PROBLEM: Copy the data word for word, keeping every line.

THE RECORDS:
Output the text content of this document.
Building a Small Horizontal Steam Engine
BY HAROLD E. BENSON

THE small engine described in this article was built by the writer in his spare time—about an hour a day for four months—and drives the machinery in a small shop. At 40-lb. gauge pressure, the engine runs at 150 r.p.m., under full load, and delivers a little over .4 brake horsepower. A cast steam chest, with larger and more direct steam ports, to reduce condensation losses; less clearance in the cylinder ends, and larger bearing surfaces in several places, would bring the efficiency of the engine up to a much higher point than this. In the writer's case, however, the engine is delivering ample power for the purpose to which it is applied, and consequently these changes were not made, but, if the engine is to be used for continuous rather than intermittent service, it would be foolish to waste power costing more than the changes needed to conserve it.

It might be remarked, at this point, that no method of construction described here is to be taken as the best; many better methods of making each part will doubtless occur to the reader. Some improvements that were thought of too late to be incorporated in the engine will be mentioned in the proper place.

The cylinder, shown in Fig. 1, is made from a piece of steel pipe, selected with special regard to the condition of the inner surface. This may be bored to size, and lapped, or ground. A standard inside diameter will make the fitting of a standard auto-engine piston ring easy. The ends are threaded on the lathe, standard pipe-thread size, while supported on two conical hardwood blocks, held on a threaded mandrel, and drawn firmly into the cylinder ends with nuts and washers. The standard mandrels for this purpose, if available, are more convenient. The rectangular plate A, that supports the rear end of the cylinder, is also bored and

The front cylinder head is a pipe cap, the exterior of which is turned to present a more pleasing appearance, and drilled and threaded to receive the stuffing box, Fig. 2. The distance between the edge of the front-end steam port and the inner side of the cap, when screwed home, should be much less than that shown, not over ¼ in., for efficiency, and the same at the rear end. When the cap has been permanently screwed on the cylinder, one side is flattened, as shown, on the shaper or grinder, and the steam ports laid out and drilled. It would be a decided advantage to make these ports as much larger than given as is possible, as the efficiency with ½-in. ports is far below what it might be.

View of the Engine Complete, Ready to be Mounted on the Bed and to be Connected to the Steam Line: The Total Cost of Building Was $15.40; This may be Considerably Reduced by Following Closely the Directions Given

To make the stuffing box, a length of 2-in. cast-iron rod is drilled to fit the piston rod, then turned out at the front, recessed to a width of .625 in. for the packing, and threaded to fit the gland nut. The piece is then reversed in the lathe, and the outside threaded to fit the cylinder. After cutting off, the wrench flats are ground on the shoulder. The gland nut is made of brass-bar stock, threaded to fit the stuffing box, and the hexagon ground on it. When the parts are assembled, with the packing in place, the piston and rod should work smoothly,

REPLY TO THE EXERCISE:
Output the text content of this document.
Building a Small Horizontal Steam Engine
BY HAROLD E. BENSON

THE small engine described in this article was built by the writer in his spare time—about an hour a day for four months—and drives the machinery in a small shop. At 40-lb. gauge pressure, the engine runs at 150 r.p.m., under full load, and delivers a little over .4 brake horsepower. A cast steam chest, with larger and more direct steam ports, to reduce condensation losses; less clearance in the cylinder ends, and larger bearing surfaces in several places, would bring the efficiency of the engine up to a much higher point than this. In the writer's case, however, the engine is delivering ample power for the purpose to which it is applied, and consequently these changes were not made, but, if the engine is to be used for continuous rather than intermittent service, it would be foolish to waste power costing more than the changes needed to conserve it.

It might be remarked, at this point, that no method of construction described here is to be taken as the best; many better methods of making each part will doubtless occur to the reader. Some improvements that were thought of too late to be incorporated in the engine will be mentioned in the proper place.

The cylinder, shown in Fig. 1, is made from a piece of steel pipe, selected with special regard to the condition of the inner surface. This may be bored to size, and lapped, or ground. A standard inside diameter will make the fitting of a standard auto-engine piston ring easy. The ends are threaded on the lathe, standard pipe-thread size, while supported on two conical hardwood blocks, held on a threaded mandrel, and drawn firmly into the cylinder ends with nuts and washers. The standard mandrels for this purpose, if available, are more convenient. The rectangular plate A, that supports the rear end of the cylinder, is also bored and

The front cylinder head is a pipe cap, the exterior of which is turned to present a more pleasing appearance, and drilled and threaded to receive the stuffing box, Fig. 2. The distance between the edge of the front-end steam port and the inner side of the cap, when screwed home, should be much less than that shown, not over ¼ in., for efficiency, and the same at the rear end. When the cap has been permanently screwed on the cylinder, one side is flattened, as shown, on the shaper or grinder, and the steam ports laid out and drilled. It would be a decided advantage to make these ports as much larger than given as is possible, as the efficiency with ½-in. ports is far below what it might be.

View of the Engine Complete, Ready to be Mounted on the Bed and to be Connected to the Steam Line: The Total Cost of Building Was $15.40; This may be Considerably Reduced by Following Closely the Directions Given

To make the stuffing box, a length of 2-in. cast-iron rod is drilled to fit the piston rod, then turned out at the front, recessed to a width of .625 in. for the packing, and threaded to fit the gland nut. The piece is then reversed in the lathe, and the outside threaded to fit the cylinder. After cutting off, the wrench flats are ground on the shoulder. The gland nut is made of brass-bar stock, threaded to fit the stuffing box, and the hexagon ground on it. When the parts are assembled, with the packing in place, the piston and rod should work smoothly,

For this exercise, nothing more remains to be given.